# start of Given data
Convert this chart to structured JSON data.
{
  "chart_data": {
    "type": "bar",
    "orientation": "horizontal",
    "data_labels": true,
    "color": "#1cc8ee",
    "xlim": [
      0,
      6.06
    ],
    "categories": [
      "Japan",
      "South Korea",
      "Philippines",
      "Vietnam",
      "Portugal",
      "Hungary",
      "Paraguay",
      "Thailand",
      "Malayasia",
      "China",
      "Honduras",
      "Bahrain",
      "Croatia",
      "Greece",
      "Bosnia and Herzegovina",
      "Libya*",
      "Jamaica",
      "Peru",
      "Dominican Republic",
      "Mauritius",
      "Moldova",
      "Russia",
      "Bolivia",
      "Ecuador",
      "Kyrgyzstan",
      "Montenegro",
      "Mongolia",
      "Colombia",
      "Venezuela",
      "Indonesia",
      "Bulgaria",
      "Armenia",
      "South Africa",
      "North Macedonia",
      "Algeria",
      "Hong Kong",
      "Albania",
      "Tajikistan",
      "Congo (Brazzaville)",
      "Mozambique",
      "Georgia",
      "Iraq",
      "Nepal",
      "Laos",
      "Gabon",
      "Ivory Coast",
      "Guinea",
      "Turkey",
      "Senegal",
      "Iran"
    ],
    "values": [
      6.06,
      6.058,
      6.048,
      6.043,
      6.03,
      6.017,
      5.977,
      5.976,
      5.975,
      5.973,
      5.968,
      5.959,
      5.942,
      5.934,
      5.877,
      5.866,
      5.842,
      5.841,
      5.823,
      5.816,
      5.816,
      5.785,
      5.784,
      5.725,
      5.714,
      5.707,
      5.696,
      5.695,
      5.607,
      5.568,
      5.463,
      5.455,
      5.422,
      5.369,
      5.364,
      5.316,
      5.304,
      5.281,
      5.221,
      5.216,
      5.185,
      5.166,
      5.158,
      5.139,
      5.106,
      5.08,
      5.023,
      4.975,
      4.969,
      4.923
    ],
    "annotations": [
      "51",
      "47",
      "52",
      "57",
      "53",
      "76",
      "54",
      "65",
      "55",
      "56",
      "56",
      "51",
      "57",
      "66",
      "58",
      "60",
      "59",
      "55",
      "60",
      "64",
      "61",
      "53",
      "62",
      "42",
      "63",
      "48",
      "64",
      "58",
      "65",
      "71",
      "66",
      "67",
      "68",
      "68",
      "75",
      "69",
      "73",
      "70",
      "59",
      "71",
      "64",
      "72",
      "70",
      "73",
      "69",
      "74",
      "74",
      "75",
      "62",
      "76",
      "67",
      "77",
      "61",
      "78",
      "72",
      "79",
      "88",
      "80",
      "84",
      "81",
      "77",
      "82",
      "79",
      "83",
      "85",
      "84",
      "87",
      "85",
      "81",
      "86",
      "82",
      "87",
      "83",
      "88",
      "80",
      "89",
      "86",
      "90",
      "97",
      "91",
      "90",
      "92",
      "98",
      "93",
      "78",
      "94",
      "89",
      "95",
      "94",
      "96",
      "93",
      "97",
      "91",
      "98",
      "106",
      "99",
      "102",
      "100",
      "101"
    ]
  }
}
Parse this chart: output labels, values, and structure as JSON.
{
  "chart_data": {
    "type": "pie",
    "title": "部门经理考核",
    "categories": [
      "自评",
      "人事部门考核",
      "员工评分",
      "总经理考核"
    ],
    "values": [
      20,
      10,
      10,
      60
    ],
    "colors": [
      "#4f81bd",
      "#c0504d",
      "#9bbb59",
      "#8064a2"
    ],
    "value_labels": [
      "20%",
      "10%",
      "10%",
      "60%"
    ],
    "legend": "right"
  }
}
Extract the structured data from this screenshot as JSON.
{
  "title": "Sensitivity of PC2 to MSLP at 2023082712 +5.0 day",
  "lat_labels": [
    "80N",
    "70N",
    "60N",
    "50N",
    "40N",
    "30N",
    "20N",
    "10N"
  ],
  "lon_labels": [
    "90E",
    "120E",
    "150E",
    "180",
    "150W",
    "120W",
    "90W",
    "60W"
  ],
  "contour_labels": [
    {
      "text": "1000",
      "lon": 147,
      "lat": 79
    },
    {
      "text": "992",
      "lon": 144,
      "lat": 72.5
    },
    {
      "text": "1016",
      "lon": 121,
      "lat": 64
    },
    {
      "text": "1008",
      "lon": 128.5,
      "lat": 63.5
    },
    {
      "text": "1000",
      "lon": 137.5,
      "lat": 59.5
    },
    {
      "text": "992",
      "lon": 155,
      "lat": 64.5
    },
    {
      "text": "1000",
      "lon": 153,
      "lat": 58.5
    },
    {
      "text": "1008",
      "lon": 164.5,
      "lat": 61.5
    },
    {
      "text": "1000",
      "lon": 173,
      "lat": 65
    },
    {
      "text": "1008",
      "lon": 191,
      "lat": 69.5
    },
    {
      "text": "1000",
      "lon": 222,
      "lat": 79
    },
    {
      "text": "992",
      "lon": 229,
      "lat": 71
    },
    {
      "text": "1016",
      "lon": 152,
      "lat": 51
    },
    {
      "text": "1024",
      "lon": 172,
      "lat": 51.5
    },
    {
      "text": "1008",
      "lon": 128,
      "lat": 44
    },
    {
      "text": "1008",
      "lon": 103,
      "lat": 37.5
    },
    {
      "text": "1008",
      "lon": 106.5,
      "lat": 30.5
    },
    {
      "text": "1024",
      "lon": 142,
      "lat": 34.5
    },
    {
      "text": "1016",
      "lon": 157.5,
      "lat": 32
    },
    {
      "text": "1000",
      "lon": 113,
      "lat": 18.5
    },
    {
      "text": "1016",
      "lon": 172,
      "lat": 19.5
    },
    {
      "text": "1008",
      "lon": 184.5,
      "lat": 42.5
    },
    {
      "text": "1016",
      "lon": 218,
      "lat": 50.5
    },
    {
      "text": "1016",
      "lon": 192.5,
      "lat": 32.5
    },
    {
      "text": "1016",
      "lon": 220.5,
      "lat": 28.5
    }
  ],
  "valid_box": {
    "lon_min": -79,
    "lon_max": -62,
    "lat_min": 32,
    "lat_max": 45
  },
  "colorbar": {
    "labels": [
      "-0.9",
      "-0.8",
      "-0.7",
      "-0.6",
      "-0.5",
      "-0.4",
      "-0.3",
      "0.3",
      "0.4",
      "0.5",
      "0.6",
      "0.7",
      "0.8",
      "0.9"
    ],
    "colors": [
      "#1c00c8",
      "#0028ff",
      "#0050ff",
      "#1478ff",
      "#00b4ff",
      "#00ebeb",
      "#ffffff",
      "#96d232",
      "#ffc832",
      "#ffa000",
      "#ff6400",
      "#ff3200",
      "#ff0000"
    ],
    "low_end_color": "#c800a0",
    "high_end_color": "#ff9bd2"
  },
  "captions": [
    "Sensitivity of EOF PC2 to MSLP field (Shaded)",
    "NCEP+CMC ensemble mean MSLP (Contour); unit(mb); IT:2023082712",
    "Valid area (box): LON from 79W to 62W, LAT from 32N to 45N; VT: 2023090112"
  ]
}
# end of Given data
• Given problem: Copy out each line of the material that holds the word "title".

• Correct response:
    "title": "部门经理考核",
  "title": "Sensitivity of PC2 to MSLP at 2023082712 +5.0 day",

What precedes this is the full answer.